> Exercise prompt
Search the data for the word "screenshot" and copy every line that contains it.

> Information shown
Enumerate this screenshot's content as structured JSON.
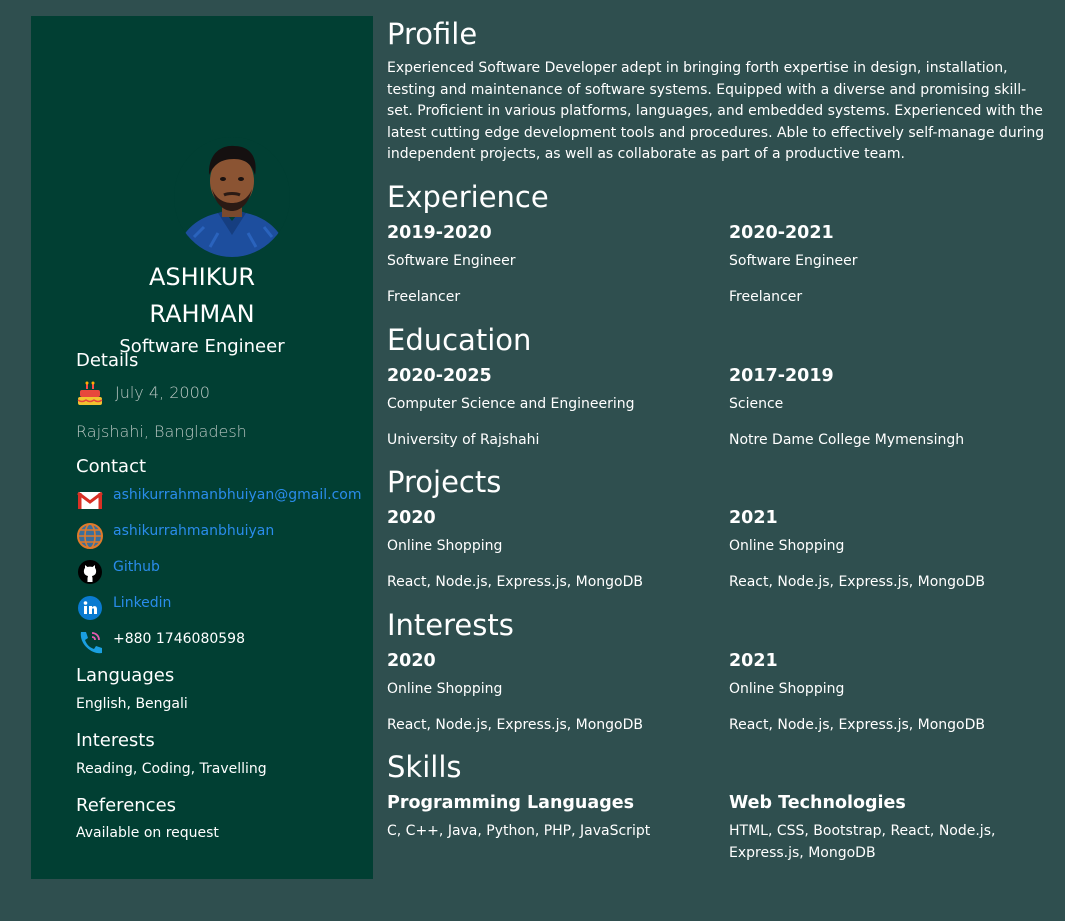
{
  "sidebar": {
    "name_first": "ASHIKUR",
    "name_last": "RAHMAN",
    "role": "Software Engineer",
    "details_heading": "Details",
    "birthday": "July 4, 2000",
    "location": "Rajshahi, Bangladesh",
    "contact_heading": "Contact",
    "email": "ashikurrahmanbhuiyan@gmail.com",
    "website": "ashikurrahmanbhuiyan",
    "github": "Github",
    "linkedin": "Linkedin",
    "phone": "+880 1746080598",
    "languages_heading": "Languages",
    "languages": "English, Bengali",
    "interests_heading": "Interests",
    "interests": "Reading, Coding, Travelling",
    "references_heading": "References",
    "references": "Available on request"
  },
  "profile": {
    "heading": "Profile",
    "text": "Experienced Software Developer adept in bringing forth expertise in design, installation, testing and maintenance of software systems. Equipped with a diverse and promising skill-set. Proficient in various platforms, languages, and embedded systems. Experienced with the latest cutting edge development tools and procedures. Able to effectively self-manage during independent projects, as well as collaborate as part of a productive team."
  },
  "experience": {
    "heading": "Experience",
    "items": [
      {
        "year": "2019-2020",
        "line1": "Software Engineer",
        "line2": "Freelancer"
      },
      {
        "year": "2020-2021",
        "line1": "Software Engineer",
        "line2": "Freelancer"
      }
    ]
  },
  "education": {
    "heading": "Education",
    "items": [
      {
        "year": "2020-2025",
        "line1": "Computer Science and Engineering",
        "line2": "University of Rajshahi"
      },
      {
        "year": "2017-2019",
        "line1": "Science",
        "line2": "Notre Dame College Mymensingh"
      }
    ]
  },
  "projects": {
    "heading": "Projects",
    "items": [
      {
        "year": "2020",
        "line1": "Online Shopping",
        "line2": "React, Node.js, Express.js, MongoDB"
      },
      {
        "year": "2021",
        "line1": "Online Shopping",
        "line2": "React, Node.js, Express.js, MongoDB"
      }
    ]
  },
  "interests_main": {
    "heading": "Interests",
    "items": [
      {
        "year": "2020",
        "line1": "Online Shopping",
        "line2": "React, Node.js, Express.js, MongoDB"
      },
      {
        "year": "2021",
        "line1": "Online Shopping",
        "line2": "React, Node.js, Express.js, MongoDB"
      }
    ]
  },
  "skills": {
    "heading": "Skills",
    "items": [
      {
        "title": "Programming Languages",
        "text": "C, C++, Java, Python, PHP, JavaScript"
      },
      {
        "title": "Web Technologies",
        "text": "HTML, CSS, Bootstrap, React, Node.js, Express.js, MongoDB"
      }
    ]
  },
  "icons": {
    "birthday": "birthday-cake-icon",
    "email": "gmail-icon",
    "website": "globe-icon",
    "github": "github-icon",
    "linkedin": "linkedin-icon",
    "phone": "phone-icon"
  },
  "colors": {
    "page_background": "#2f4f4f",
    "sidebar_background": "#013f33",
    "link": "#2a8ceb",
    "text": "#ffffff"
  }
}
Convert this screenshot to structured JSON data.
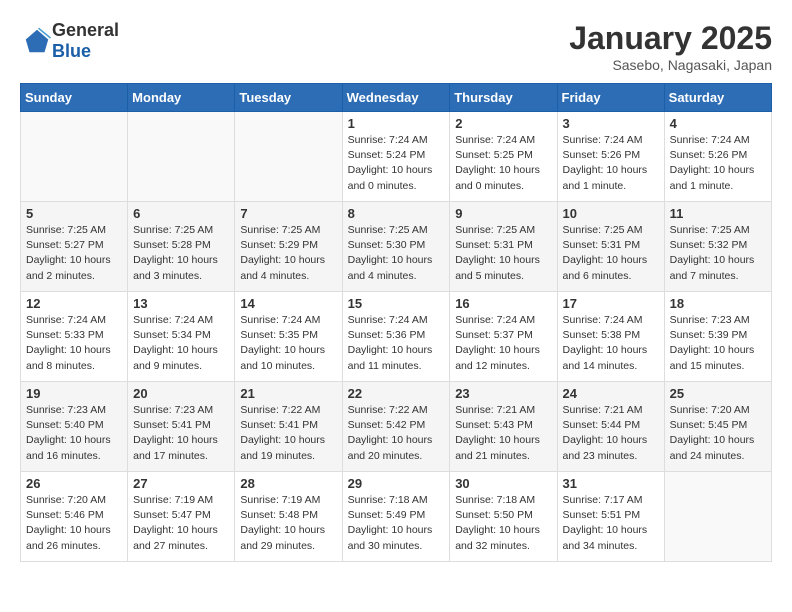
{
  "header": {
    "logo_general": "General",
    "logo_blue": "Blue",
    "title": "January 2025",
    "subtitle": "Sasebo, Nagasaki, Japan"
  },
  "days_of_week": [
    "Sunday",
    "Monday",
    "Tuesday",
    "Wednesday",
    "Thursday",
    "Friday",
    "Saturday"
  ],
  "weeks": [
    [
      {
        "day": "",
        "info": ""
      },
      {
        "day": "",
        "info": ""
      },
      {
        "day": "",
        "info": ""
      },
      {
        "day": "1",
        "info": "Sunrise: 7:24 AM\nSunset: 5:24 PM\nDaylight: 10 hours and 0 minutes."
      },
      {
        "day": "2",
        "info": "Sunrise: 7:24 AM\nSunset: 5:25 PM\nDaylight: 10 hours and 0 minutes."
      },
      {
        "day": "3",
        "info": "Sunrise: 7:24 AM\nSunset: 5:26 PM\nDaylight: 10 hours and 1 minute."
      },
      {
        "day": "4",
        "info": "Sunrise: 7:24 AM\nSunset: 5:26 PM\nDaylight: 10 hours and 1 minute."
      }
    ],
    [
      {
        "day": "5",
        "info": "Sunrise: 7:25 AM\nSunset: 5:27 PM\nDaylight: 10 hours and 2 minutes."
      },
      {
        "day": "6",
        "info": "Sunrise: 7:25 AM\nSunset: 5:28 PM\nDaylight: 10 hours and 3 minutes."
      },
      {
        "day": "7",
        "info": "Sunrise: 7:25 AM\nSunset: 5:29 PM\nDaylight: 10 hours and 4 minutes."
      },
      {
        "day": "8",
        "info": "Sunrise: 7:25 AM\nSunset: 5:30 PM\nDaylight: 10 hours and 4 minutes."
      },
      {
        "day": "9",
        "info": "Sunrise: 7:25 AM\nSunset: 5:31 PM\nDaylight: 10 hours and 5 minutes."
      },
      {
        "day": "10",
        "info": "Sunrise: 7:25 AM\nSunset: 5:31 PM\nDaylight: 10 hours and 6 minutes."
      },
      {
        "day": "11",
        "info": "Sunrise: 7:25 AM\nSunset: 5:32 PM\nDaylight: 10 hours and 7 minutes."
      }
    ],
    [
      {
        "day": "12",
        "info": "Sunrise: 7:24 AM\nSunset: 5:33 PM\nDaylight: 10 hours and 8 minutes."
      },
      {
        "day": "13",
        "info": "Sunrise: 7:24 AM\nSunset: 5:34 PM\nDaylight: 10 hours and 9 minutes."
      },
      {
        "day": "14",
        "info": "Sunrise: 7:24 AM\nSunset: 5:35 PM\nDaylight: 10 hours and 10 minutes."
      },
      {
        "day": "15",
        "info": "Sunrise: 7:24 AM\nSunset: 5:36 PM\nDaylight: 10 hours and 11 minutes."
      },
      {
        "day": "16",
        "info": "Sunrise: 7:24 AM\nSunset: 5:37 PM\nDaylight: 10 hours and 12 minutes."
      },
      {
        "day": "17",
        "info": "Sunrise: 7:24 AM\nSunset: 5:38 PM\nDaylight: 10 hours and 14 minutes."
      },
      {
        "day": "18",
        "info": "Sunrise: 7:23 AM\nSunset: 5:39 PM\nDaylight: 10 hours and 15 minutes."
      }
    ],
    [
      {
        "day": "19",
        "info": "Sunrise: 7:23 AM\nSunset: 5:40 PM\nDaylight: 10 hours and 16 minutes."
      },
      {
        "day": "20",
        "info": "Sunrise: 7:23 AM\nSunset: 5:41 PM\nDaylight: 10 hours and 17 minutes."
      },
      {
        "day": "21",
        "info": "Sunrise: 7:22 AM\nSunset: 5:41 PM\nDaylight: 10 hours and 19 minutes."
      },
      {
        "day": "22",
        "info": "Sunrise: 7:22 AM\nSunset: 5:42 PM\nDaylight: 10 hours and 20 minutes."
      },
      {
        "day": "23",
        "info": "Sunrise: 7:21 AM\nSunset: 5:43 PM\nDaylight: 10 hours and 21 minutes."
      },
      {
        "day": "24",
        "info": "Sunrise: 7:21 AM\nSunset: 5:44 PM\nDaylight: 10 hours and 23 minutes."
      },
      {
        "day": "25",
        "info": "Sunrise: 7:20 AM\nSunset: 5:45 PM\nDaylight: 10 hours and 24 minutes."
      }
    ],
    [
      {
        "day": "26",
        "info": "Sunrise: 7:20 AM\nSunset: 5:46 PM\nDaylight: 10 hours and 26 minutes."
      },
      {
        "day": "27",
        "info": "Sunrise: 7:19 AM\nSunset: 5:47 PM\nDaylight: 10 hours and 27 minutes."
      },
      {
        "day": "28",
        "info": "Sunrise: 7:19 AM\nSunset: 5:48 PM\nDaylight: 10 hours and 29 minutes."
      },
      {
        "day": "29",
        "info": "Sunrise: 7:18 AM\nSunset: 5:49 PM\nDaylight: 10 hours and 30 minutes."
      },
      {
        "day": "30",
        "info": "Sunrise: 7:18 AM\nSunset: 5:50 PM\nDaylight: 10 hours and 32 minutes."
      },
      {
        "day": "31",
        "info": "Sunrise: 7:17 AM\nSunset: 5:51 PM\nDaylight: 10 hours and 34 minutes."
      },
      {
        "day": "",
        "info": ""
      }
    ]
  ]
}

> Correct result
Enumerate this screenshot's content as structured JSON.
Convert this screenshot to structured JSON data.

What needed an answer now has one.